───── SUPPLIED RECORDS

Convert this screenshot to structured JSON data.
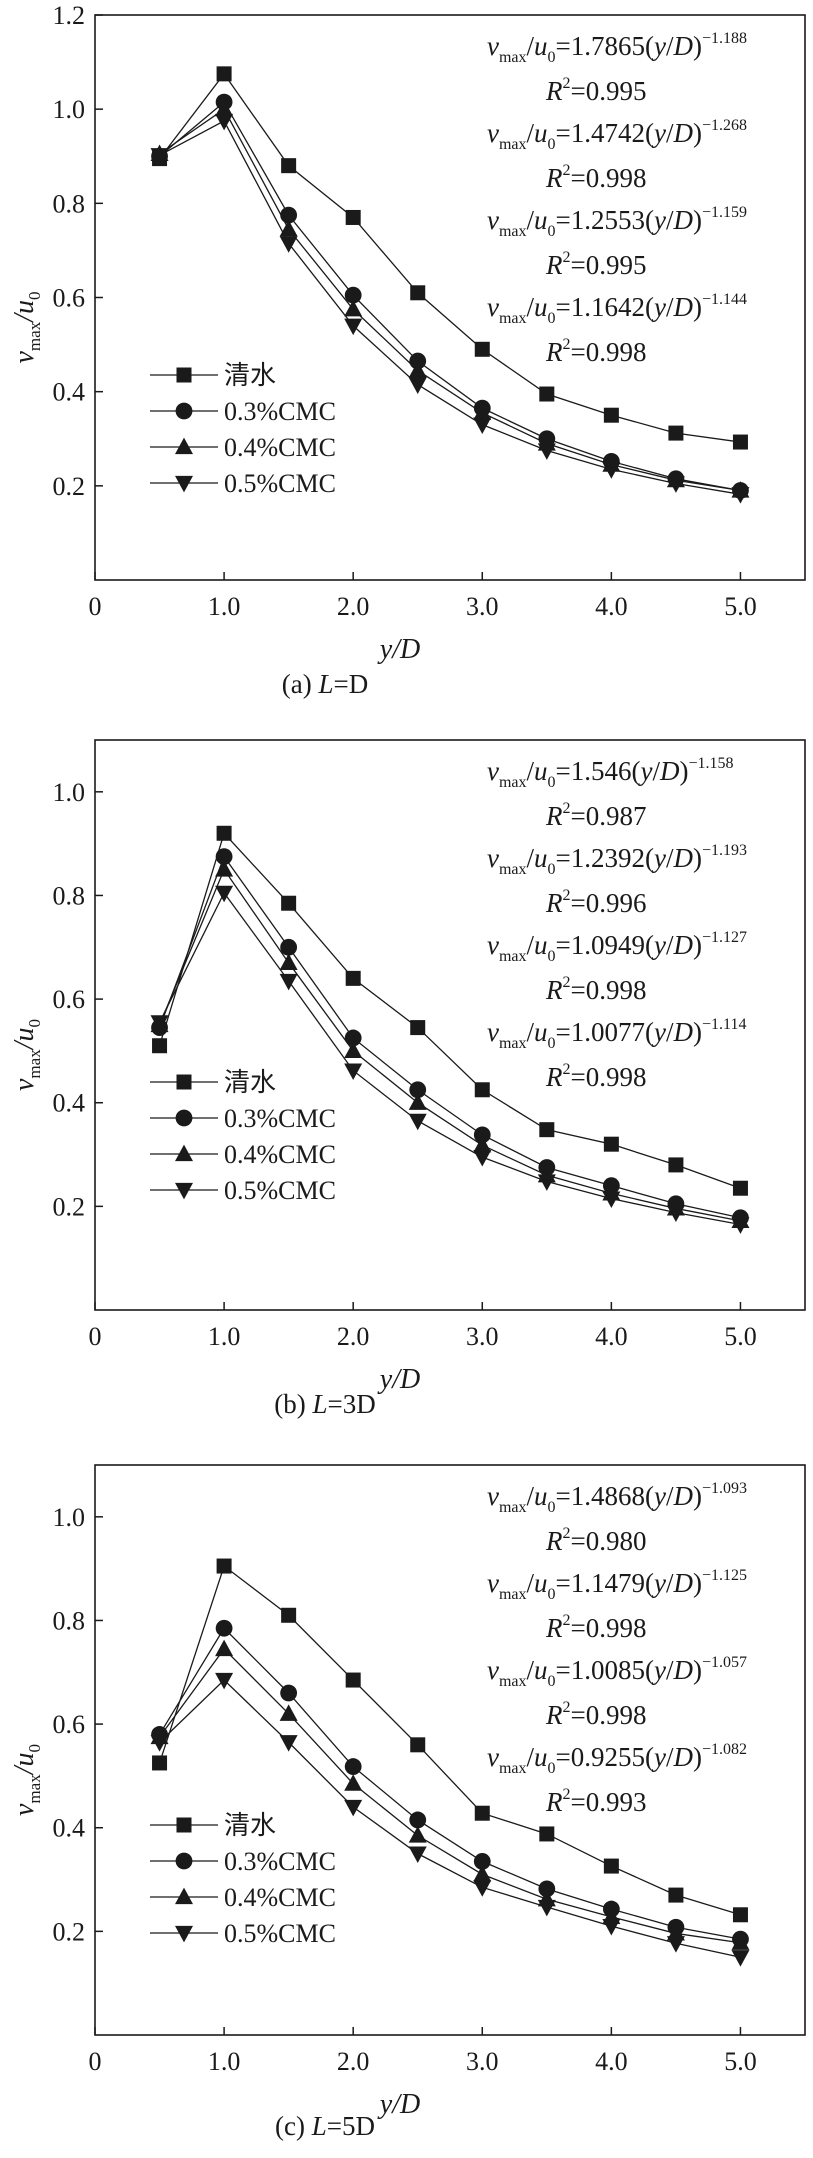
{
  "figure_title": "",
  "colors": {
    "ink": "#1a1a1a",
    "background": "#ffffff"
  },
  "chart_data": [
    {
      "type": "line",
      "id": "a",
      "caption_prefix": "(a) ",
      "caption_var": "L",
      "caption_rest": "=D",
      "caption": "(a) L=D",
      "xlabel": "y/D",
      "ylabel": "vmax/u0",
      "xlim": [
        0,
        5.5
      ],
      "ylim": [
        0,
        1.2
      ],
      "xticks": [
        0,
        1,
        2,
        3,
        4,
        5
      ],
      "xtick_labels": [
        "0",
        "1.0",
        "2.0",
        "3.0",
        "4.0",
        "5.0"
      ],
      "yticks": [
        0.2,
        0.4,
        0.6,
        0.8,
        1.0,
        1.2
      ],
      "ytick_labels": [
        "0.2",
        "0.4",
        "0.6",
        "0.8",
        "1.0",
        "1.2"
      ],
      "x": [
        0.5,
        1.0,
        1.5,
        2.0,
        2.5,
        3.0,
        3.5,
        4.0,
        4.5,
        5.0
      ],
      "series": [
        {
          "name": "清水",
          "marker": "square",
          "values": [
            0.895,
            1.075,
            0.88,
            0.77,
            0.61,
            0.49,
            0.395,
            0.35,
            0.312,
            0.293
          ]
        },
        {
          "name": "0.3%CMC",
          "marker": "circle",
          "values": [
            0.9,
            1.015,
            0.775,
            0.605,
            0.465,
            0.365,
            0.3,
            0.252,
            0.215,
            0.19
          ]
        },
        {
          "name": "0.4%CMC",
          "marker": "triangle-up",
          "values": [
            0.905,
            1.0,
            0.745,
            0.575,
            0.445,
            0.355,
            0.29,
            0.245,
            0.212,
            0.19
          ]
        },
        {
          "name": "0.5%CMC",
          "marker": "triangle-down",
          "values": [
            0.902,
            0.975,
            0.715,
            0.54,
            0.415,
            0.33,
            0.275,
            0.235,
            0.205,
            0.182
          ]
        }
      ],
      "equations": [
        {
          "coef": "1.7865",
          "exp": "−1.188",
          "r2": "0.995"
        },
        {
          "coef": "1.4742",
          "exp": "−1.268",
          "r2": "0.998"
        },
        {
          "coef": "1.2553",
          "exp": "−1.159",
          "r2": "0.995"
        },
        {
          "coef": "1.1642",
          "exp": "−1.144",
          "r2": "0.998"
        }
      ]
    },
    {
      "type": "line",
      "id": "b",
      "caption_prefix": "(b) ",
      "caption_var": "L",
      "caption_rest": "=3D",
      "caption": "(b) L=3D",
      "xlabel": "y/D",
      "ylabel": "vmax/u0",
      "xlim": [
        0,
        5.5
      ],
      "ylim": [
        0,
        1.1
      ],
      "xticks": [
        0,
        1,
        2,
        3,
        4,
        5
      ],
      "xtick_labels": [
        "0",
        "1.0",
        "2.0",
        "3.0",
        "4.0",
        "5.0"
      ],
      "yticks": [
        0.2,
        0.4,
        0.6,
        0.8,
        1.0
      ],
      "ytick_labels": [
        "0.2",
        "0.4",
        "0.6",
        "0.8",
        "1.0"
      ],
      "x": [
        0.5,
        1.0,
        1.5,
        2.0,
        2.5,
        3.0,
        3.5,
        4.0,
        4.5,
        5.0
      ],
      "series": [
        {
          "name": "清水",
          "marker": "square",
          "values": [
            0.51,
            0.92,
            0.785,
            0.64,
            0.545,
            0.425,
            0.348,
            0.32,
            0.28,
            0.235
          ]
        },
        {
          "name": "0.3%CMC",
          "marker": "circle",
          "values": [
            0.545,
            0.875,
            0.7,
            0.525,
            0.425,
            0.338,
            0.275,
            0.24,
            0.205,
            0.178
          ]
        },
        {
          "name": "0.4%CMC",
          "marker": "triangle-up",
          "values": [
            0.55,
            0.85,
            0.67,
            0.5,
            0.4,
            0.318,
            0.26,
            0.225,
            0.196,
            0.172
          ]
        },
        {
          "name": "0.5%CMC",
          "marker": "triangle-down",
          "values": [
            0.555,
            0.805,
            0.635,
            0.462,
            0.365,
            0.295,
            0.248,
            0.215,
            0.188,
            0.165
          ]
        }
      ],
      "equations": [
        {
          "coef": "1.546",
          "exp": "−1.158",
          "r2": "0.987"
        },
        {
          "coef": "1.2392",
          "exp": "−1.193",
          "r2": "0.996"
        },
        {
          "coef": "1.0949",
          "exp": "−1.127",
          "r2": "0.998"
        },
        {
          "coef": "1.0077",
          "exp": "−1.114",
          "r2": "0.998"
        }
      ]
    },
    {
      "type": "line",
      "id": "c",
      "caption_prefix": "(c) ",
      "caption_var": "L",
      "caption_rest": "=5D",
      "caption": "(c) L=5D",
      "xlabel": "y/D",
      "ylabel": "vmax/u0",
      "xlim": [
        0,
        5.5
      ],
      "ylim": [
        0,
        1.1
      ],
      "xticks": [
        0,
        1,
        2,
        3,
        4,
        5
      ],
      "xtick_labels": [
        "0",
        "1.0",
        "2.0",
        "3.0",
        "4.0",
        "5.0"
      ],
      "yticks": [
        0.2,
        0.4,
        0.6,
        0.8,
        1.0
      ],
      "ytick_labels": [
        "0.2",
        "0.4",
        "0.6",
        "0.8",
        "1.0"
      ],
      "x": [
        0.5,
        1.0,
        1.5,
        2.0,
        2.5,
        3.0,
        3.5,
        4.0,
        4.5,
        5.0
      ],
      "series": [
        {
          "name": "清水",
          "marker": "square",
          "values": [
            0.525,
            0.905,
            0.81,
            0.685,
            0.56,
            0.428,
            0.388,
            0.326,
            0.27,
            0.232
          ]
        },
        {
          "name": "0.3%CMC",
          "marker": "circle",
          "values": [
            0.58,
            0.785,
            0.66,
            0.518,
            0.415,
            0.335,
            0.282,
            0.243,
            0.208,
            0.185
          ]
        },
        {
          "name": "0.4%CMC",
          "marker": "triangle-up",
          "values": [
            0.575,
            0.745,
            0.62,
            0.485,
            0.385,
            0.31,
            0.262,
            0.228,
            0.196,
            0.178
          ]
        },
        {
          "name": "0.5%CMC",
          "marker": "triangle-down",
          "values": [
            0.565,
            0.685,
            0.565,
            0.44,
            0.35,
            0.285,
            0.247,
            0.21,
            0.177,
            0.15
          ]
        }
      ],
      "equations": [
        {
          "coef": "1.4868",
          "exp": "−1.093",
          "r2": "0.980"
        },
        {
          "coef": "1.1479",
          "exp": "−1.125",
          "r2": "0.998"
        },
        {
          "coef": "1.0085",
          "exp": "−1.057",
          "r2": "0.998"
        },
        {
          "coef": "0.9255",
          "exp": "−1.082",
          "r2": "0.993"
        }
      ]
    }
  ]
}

──────────
───── SUPPLIED RECORDS

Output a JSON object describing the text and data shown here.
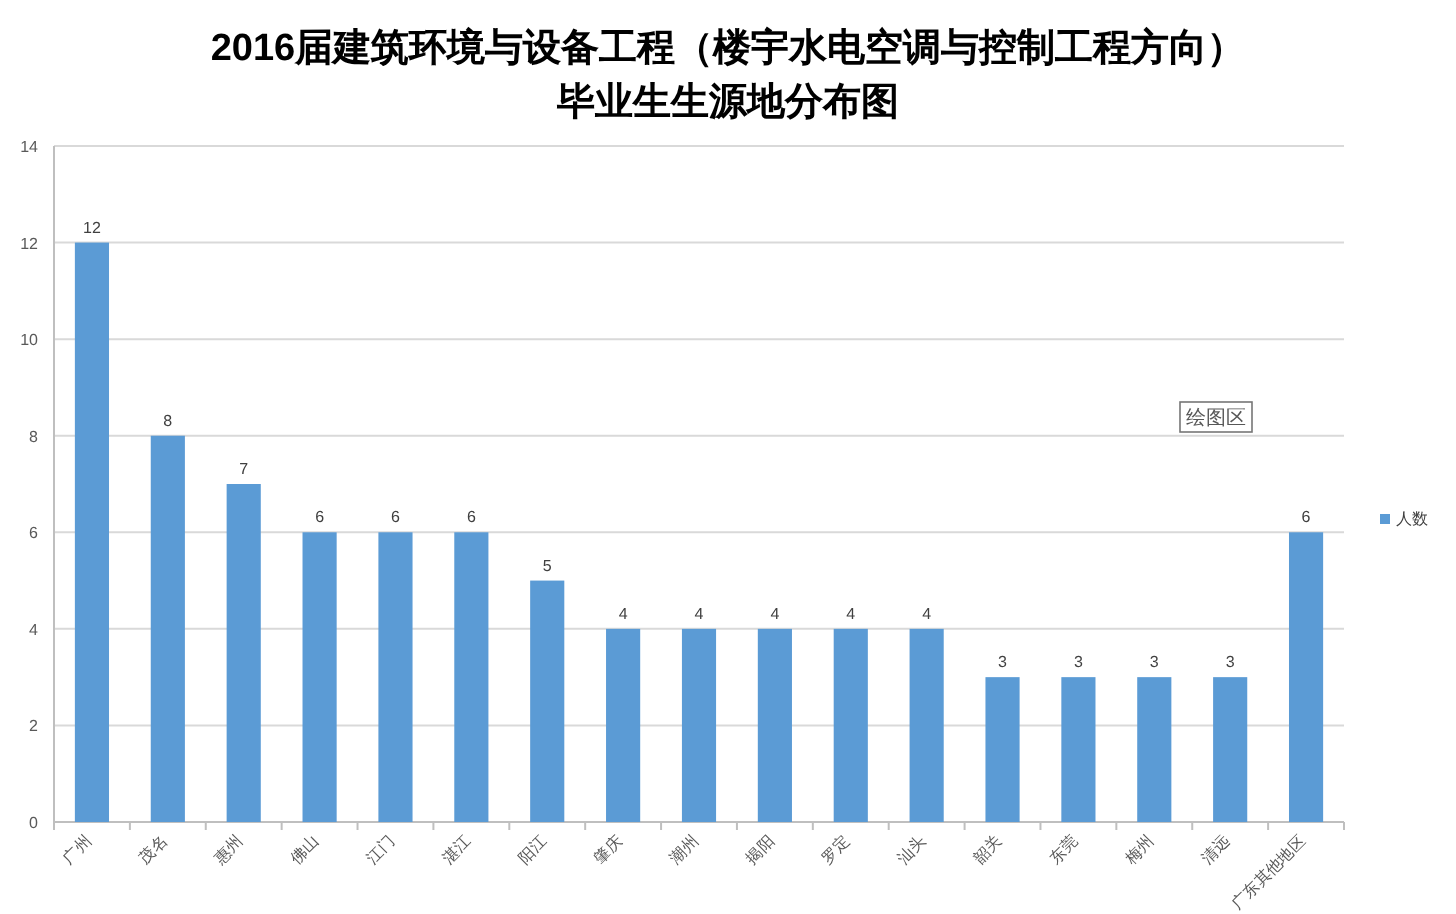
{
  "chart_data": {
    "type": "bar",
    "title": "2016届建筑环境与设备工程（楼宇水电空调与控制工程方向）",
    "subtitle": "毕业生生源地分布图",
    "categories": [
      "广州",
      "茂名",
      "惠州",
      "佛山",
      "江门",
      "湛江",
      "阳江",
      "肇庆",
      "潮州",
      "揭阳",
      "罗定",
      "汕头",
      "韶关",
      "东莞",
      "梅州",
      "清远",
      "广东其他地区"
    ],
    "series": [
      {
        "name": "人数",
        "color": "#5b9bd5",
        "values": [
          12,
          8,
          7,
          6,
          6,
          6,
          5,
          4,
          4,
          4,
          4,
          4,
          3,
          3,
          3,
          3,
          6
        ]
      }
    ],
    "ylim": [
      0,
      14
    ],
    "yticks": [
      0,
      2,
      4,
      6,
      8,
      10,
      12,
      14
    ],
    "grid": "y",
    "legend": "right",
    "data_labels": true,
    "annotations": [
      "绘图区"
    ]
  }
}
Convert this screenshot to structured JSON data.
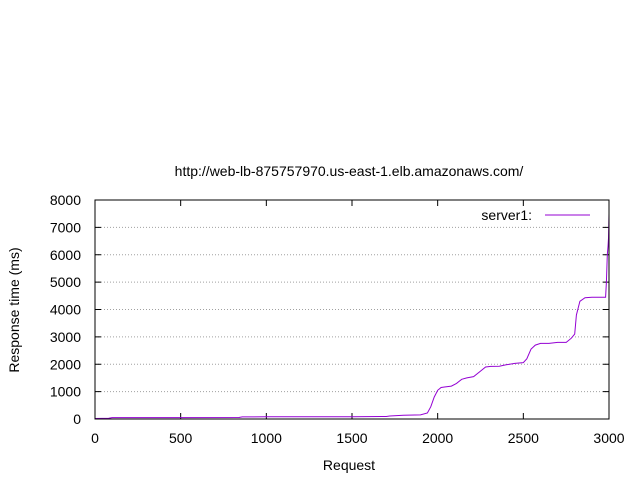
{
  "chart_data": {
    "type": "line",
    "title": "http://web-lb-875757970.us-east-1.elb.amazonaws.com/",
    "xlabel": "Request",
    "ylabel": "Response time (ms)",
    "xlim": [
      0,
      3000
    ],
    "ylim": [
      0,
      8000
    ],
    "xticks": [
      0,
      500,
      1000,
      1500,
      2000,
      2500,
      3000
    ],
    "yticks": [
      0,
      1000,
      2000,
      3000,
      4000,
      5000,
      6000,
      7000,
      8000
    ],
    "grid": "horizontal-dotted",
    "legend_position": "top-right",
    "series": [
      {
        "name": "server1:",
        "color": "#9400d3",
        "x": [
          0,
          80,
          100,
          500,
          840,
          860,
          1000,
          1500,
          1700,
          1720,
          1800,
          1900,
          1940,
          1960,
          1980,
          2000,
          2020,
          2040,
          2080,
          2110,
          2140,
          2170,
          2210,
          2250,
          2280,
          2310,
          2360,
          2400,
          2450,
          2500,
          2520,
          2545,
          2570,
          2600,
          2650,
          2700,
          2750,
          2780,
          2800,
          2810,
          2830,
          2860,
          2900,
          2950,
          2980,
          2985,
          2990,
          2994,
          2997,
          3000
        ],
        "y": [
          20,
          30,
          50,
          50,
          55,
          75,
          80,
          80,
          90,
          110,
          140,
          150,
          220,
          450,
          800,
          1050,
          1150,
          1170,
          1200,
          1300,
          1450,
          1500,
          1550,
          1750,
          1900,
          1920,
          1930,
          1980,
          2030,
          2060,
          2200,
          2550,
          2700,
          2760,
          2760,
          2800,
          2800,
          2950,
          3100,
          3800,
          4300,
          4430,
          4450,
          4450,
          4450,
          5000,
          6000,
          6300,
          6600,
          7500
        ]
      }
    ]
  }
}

──────────

WHAT THIS TASK INVOLVES: Working from the material above, state how many lines contain "right"; give only the number.

EXERCISE OUTPUT: 2